Brief
Pick out each line below containing "this".

Data for processing
--- --- ---

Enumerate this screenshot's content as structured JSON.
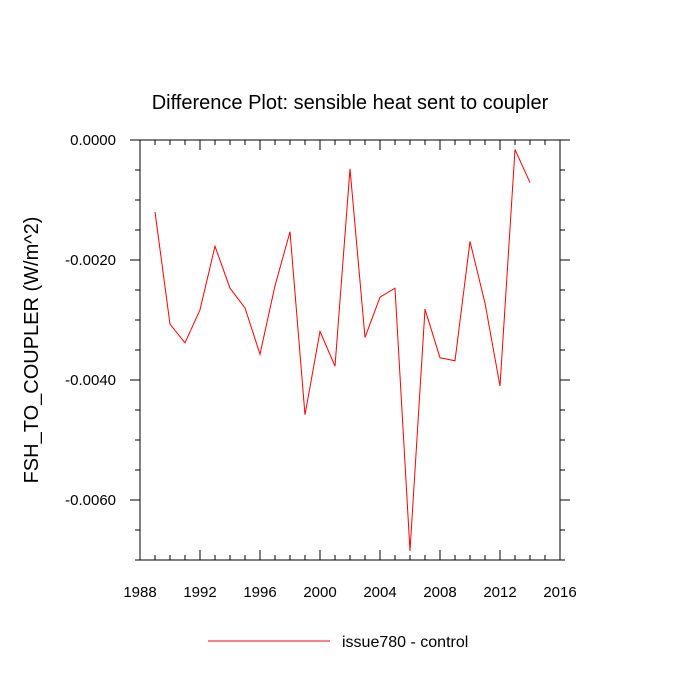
{
  "chart_data": {
    "type": "line",
    "title": "Difference Plot: sensible heat sent to coupler",
    "xlabel": "",
    "ylabel": "FSH_TO_COUPLER  (W/m^2)",
    "xlim": [
      1988,
      2016
    ],
    "ylim": [
      -0.007,
      0.0
    ],
    "x_ticks": [
      1988,
      1992,
      1996,
      2000,
      2004,
      2008,
      2012,
      2016
    ],
    "x_tick_labels": [
      "1988",
      "1992",
      "1996",
      "2000",
      "2004",
      "2008",
      "2012",
      "2016"
    ],
    "y_ticks": [
      0.0,
      -0.002,
      -0.004,
      -0.006
    ],
    "y_tick_labels": [
      "0.0000",
      "-0.0020",
      "-0.0040",
      "-0.0060"
    ],
    "legend_position": "bottom-center",
    "grid": false,
    "series": [
      {
        "name": "issue780 - control",
        "color": "#ff0000",
        "x": [
          1989,
          1990,
          1991,
          1992,
          1993,
          1994,
          1995,
          1996,
          1997,
          1998,
          1999,
          2000,
          2001,
          2002,
          2003,
          2004,
          2005,
          2006,
          2007,
          2008,
          2009,
          2010,
          2011,
          2012,
          2013,
          2014
        ],
        "y": [
          -0.0012,
          -0.00307,
          -0.00338,
          -0.00283,
          -0.00177,
          -0.00247,
          -0.0028,
          -0.00357,
          -0.00243,
          -0.00153,
          -0.00458,
          -0.00319,
          -0.00377,
          -0.00048,
          -0.00329,
          -0.00262,
          -0.00247,
          -0.00685,
          -0.00282,
          -0.00363,
          -0.00368,
          -0.00169,
          -0.00272,
          -0.0041,
          -0.00016,
          -0.00071
        ]
      }
    ]
  }
}
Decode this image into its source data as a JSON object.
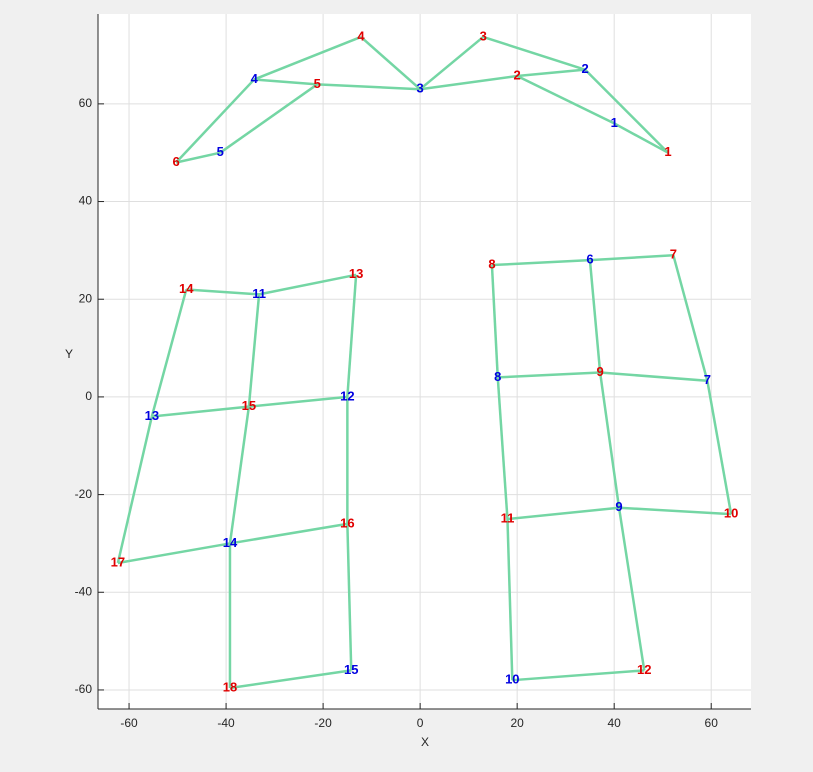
{
  "chart_data": {
    "type": "graph",
    "xlabel": "X",
    "ylabel": "Y",
    "xlim": [
      -66.4,
      68.2
    ],
    "ylim": [
      -63.9,
      78.4
    ],
    "xticks": [
      -60,
      -40,
      -20,
      0,
      20,
      40,
      60
    ],
    "yticks": [
      -60,
      -40,
      -20,
      0,
      20,
      40,
      60
    ],
    "grid": true,
    "edge_color": "#74d6a4",
    "points": [
      {
        "label": "1",
        "x": 51.1,
        "y": 50,
        "color": "#e00000"
      },
      {
        "label": "1",
        "x": 40,
        "y": 56,
        "color": "#0000e0"
      },
      {
        "label": "2",
        "x": 20,
        "y": 65.7,
        "color": "#e00000"
      },
      {
        "label": "2",
        "x": 34,
        "y": 67,
        "color": "#0000e0"
      },
      {
        "label": "3",
        "x": 0,
        "y": 63,
        "color": "#0000e0"
      },
      {
        "label": "3",
        "x": 13,
        "y": 73.7,
        "color": "#e00000"
      },
      {
        "label": "4",
        "x": -12.2,
        "y": 73.7,
        "color": "#e00000"
      },
      {
        "label": "4",
        "x": -34.2,
        "y": 65,
        "color": "#0000e0"
      },
      {
        "label": "5",
        "x": -21.2,
        "y": 64,
        "color": "#e00000"
      },
      {
        "label": "5",
        "x": -41.2,
        "y": 50,
        "color": "#0000e0"
      },
      {
        "label": "6",
        "x": -50.3,
        "y": 48,
        "color": "#e00000"
      },
      {
        "label": "14",
        "x": -48.2,
        "y": 22,
        "color": "#e00000"
      },
      {
        "label": "11",
        "x": -33.2,
        "y": 21,
        "color": "#0000e0"
      },
      {
        "label": "13",
        "x": -13.2,
        "y": 25,
        "color": "#e00000"
      },
      {
        "label": "13",
        "x": -55.3,
        "y": -4,
        "color": "#0000e0"
      },
      {
        "label": "15",
        "x": -35.3,
        "y": -2,
        "color": "#e00000"
      },
      {
        "label": "12",
        "x": -15,
        "y": 0,
        "color": "#0000e0"
      },
      {
        "label": "17",
        "x": -62.3,
        "y": -34,
        "color": "#e00000"
      },
      {
        "label": "14",
        "x": -39.2,
        "y": -30,
        "color": "#0000e0"
      },
      {
        "label": "16",
        "x": -15,
        "y": -26,
        "color": "#e00000"
      },
      {
        "label": "18",
        "x": -39.2,
        "y": -59.6,
        "color": "#e00000"
      },
      {
        "label": "15",
        "x": -14.2,
        "y": -56,
        "color": "#0000e0"
      },
      {
        "label": "8",
        "x": 14.8,
        "y": 27,
        "color": "#e00000"
      },
      {
        "label": "6",
        "x": 35,
        "y": 28,
        "color": "#0000e0"
      },
      {
        "label": "7",
        "x": 52.2,
        "y": 29,
        "color": "#e00000"
      },
      {
        "label": "8",
        "x": 16,
        "y": 4,
        "color": "#0000e0"
      },
      {
        "label": "9",
        "x": 37.1,
        "y": 5,
        "color": "#e00000"
      },
      {
        "label": "7",
        "x": 59.2,
        "y": 3.3,
        "color": "#0000e0"
      },
      {
        "label": "11",
        "x": 18,
        "y": -25,
        "color": "#e00000"
      },
      {
        "label": "9",
        "x": 41,
        "y": -22.7,
        "color": "#0000e0"
      },
      {
        "label": "10",
        "x": 64.1,
        "y": -24,
        "color": "#e00000"
      },
      {
        "label": "10",
        "x": 19,
        "y": -58,
        "color": "#0000e0"
      },
      {
        "label": "12",
        "x": 46.2,
        "y": -56,
        "color": "#e00000"
      }
    ],
    "edges": [
      [
        0,
        1
      ],
      [
        1,
        2
      ],
      [
        0,
        3
      ],
      [
        2,
        3
      ],
      [
        3,
        5
      ],
      [
        5,
        4
      ],
      [
        2,
        4
      ],
      [
        4,
        6
      ],
      [
        4,
        8
      ],
      [
        8,
        7
      ],
      [
        6,
        7
      ],
      [
        7,
        10
      ],
      [
        10,
        9
      ],
      [
        9,
        8
      ],
      [
        11,
        12
      ],
      [
        12,
        13
      ],
      [
        11,
        14
      ],
      [
        14,
        17
      ],
      [
        12,
        15
      ],
      [
        15,
        18
      ],
      [
        13,
        16
      ],
      [
        16,
        19
      ],
      [
        14,
        15
      ],
      [
        15,
        16
      ],
      [
        17,
        18
      ],
      [
        18,
        19
      ],
      [
        18,
        20
      ],
      [
        19,
        21
      ],
      [
        20,
        21
      ],
      [
        22,
        23
      ],
      [
        23,
        24
      ],
      [
        22,
        25
      ],
      [
        23,
        26
      ],
      [
        24,
        27
      ],
      [
        25,
        26
      ],
      [
        26,
        27
      ],
      [
        25,
        28
      ],
      [
        26,
        29
      ],
      [
        27,
        30
      ],
      [
        28,
        29
      ],
      [
        29,
        30
      ],
      [
        28,
        31
      ],
      [
        29,
        32
      ],
      [
        31,
        32
      ]
    ]
  }
}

--- --- ---

Worked answer
Enumerate this screenshot's content as structured JSON.
Decode this image into its source data as a JSON object.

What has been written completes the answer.